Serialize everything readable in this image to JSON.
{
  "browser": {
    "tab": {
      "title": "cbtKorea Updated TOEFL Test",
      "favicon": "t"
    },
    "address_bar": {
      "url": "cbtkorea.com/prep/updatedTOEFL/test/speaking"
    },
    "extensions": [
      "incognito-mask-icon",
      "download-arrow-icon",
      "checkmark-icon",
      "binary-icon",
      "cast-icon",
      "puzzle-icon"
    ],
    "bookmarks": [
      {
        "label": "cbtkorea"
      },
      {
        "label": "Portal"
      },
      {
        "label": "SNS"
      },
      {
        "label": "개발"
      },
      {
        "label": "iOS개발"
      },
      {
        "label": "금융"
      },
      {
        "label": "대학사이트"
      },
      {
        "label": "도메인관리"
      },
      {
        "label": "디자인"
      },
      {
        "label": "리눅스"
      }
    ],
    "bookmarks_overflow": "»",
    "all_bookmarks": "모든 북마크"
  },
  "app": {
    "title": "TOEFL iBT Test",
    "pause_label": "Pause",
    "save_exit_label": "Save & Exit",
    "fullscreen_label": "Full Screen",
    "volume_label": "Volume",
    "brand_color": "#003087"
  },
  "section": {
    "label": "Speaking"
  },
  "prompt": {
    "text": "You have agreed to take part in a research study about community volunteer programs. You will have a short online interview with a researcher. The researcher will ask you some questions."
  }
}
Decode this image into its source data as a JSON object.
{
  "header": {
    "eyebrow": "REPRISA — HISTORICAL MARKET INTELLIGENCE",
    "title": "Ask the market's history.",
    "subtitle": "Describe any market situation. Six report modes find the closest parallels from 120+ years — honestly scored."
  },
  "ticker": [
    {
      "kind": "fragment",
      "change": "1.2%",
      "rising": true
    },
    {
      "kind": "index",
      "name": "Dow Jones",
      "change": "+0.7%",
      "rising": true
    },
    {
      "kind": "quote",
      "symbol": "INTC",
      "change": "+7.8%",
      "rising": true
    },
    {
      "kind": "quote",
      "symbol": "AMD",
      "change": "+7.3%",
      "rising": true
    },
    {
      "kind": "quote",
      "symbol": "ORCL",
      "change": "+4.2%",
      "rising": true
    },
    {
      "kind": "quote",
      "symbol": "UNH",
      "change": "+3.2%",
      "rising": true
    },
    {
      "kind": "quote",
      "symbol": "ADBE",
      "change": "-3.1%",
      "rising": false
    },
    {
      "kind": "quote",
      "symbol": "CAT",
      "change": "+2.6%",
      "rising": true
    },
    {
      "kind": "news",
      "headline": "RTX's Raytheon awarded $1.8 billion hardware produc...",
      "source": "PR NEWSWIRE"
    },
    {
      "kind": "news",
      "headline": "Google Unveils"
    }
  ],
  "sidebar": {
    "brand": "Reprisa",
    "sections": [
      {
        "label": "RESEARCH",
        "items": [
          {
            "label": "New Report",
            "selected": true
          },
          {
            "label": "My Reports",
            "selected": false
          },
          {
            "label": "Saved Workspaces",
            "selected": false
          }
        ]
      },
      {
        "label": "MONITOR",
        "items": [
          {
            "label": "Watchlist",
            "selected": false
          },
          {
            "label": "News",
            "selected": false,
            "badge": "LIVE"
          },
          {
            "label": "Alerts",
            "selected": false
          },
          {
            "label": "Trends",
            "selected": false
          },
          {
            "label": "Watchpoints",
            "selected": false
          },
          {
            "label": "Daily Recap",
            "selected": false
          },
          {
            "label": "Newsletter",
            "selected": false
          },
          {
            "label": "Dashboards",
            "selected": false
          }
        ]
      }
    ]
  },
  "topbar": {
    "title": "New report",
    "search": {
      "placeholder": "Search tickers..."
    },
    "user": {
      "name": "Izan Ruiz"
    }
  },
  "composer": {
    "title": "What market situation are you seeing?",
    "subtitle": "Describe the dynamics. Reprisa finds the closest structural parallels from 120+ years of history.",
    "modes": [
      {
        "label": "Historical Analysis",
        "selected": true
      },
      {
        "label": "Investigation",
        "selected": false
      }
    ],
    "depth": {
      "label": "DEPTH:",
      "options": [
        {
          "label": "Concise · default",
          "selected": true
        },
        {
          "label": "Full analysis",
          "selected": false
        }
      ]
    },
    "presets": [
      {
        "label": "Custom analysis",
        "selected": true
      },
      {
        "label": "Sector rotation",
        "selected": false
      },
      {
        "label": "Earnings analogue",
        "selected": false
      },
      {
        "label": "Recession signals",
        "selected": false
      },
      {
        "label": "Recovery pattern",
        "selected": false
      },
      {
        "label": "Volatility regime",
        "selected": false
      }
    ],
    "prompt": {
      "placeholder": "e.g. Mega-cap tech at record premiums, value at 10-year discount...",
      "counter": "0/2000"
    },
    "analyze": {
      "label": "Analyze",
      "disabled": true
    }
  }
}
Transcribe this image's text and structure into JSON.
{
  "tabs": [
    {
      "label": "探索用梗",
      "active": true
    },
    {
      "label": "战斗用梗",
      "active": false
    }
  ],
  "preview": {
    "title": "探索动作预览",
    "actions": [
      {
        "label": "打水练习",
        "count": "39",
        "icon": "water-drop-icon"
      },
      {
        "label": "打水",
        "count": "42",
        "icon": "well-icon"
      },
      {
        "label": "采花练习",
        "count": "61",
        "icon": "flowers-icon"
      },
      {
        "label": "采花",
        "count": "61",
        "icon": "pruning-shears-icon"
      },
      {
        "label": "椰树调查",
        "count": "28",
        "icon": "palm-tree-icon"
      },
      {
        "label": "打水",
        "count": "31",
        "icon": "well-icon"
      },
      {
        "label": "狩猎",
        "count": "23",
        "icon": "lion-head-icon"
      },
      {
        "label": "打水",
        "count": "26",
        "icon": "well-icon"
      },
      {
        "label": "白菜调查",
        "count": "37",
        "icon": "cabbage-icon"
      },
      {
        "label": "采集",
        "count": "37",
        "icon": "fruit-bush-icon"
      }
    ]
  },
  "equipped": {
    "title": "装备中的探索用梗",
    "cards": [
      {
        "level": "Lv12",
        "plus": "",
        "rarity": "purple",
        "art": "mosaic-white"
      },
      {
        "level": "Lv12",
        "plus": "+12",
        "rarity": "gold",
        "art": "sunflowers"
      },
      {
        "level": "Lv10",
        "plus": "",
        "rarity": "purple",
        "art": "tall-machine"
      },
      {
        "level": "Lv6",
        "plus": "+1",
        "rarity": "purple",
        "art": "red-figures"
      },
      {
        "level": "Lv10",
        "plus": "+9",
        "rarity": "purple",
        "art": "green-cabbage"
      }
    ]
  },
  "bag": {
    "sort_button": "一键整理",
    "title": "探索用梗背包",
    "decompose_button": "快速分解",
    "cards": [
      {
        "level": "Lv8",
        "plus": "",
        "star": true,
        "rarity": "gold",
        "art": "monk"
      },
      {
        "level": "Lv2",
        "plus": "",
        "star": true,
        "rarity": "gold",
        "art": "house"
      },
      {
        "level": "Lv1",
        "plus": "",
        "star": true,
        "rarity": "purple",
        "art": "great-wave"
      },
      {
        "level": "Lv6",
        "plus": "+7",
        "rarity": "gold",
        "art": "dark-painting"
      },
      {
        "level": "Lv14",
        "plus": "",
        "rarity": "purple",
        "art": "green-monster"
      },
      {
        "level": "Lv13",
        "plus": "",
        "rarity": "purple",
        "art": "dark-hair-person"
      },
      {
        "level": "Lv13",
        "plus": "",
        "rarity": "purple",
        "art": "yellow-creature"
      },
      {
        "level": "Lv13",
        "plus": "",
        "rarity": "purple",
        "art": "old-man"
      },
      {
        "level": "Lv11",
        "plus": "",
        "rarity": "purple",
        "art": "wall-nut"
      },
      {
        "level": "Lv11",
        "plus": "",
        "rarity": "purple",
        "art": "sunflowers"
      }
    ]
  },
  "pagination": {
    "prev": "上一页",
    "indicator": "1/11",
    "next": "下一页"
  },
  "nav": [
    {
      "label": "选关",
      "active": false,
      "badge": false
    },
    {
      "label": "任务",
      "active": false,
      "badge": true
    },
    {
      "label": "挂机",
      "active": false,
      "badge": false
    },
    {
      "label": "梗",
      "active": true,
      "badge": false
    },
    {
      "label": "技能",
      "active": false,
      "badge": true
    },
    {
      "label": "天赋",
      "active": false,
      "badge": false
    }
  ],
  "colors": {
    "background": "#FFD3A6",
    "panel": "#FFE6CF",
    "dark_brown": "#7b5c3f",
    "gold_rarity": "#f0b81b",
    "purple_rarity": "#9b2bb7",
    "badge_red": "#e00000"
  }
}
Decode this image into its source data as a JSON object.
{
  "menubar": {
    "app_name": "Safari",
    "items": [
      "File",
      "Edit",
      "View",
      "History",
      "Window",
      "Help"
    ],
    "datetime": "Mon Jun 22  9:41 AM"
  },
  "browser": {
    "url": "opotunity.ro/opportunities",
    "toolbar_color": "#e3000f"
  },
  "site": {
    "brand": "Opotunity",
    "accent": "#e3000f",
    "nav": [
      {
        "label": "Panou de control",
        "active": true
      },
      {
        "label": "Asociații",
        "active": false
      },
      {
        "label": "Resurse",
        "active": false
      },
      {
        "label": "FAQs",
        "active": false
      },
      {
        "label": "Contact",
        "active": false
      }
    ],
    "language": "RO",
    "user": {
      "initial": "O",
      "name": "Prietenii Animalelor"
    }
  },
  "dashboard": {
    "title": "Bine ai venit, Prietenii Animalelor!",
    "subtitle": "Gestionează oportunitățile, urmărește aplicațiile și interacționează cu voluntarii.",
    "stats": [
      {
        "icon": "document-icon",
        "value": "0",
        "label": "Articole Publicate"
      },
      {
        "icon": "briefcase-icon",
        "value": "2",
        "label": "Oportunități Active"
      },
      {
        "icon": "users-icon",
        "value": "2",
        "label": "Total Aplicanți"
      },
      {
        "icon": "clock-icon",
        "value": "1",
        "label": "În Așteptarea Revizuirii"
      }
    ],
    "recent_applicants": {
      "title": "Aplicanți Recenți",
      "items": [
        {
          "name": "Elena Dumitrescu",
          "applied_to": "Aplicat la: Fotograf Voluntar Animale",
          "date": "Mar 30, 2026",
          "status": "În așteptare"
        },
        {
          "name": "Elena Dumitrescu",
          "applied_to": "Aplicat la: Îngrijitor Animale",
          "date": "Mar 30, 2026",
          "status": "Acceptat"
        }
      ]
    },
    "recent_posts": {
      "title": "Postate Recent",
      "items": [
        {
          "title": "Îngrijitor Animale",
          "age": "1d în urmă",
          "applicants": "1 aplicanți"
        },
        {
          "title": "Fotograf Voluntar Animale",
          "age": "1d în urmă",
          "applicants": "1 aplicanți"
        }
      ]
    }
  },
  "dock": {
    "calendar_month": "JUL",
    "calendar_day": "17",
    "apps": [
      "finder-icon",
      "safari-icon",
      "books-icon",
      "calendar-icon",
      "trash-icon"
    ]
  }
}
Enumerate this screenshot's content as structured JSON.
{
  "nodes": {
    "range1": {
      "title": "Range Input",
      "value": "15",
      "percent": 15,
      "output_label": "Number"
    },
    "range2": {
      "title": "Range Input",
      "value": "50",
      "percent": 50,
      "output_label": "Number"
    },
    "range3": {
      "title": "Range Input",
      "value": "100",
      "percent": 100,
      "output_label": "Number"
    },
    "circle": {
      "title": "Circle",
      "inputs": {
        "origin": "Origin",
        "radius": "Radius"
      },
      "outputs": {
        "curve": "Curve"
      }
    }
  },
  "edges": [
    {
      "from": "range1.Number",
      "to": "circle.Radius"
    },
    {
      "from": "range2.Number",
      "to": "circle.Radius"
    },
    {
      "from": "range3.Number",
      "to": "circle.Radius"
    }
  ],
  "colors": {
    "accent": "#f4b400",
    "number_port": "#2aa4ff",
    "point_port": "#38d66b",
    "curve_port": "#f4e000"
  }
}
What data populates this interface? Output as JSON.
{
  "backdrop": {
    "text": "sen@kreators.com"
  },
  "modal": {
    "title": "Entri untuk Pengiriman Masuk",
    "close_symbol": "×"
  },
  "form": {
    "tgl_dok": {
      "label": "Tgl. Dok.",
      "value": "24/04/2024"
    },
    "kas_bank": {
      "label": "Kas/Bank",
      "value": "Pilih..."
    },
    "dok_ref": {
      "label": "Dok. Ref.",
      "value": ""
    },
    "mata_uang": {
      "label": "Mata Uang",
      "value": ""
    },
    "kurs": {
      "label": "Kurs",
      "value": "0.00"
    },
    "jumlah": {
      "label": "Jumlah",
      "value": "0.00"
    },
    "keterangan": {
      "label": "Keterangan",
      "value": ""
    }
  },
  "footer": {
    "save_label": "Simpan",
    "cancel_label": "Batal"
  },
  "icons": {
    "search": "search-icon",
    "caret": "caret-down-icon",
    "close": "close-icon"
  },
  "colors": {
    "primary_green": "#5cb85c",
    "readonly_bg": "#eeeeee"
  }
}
☆ ☆ ☆ ☆ ☆ ☆ ☆
• WHAT NEEDS TO BE DONE:
Identify each line holding the string "Full", and copy it out.

• SOLUTION TO THE EXERCISE:
    "fullscreen_label": "Full Screen",
          "label": "Full analysis",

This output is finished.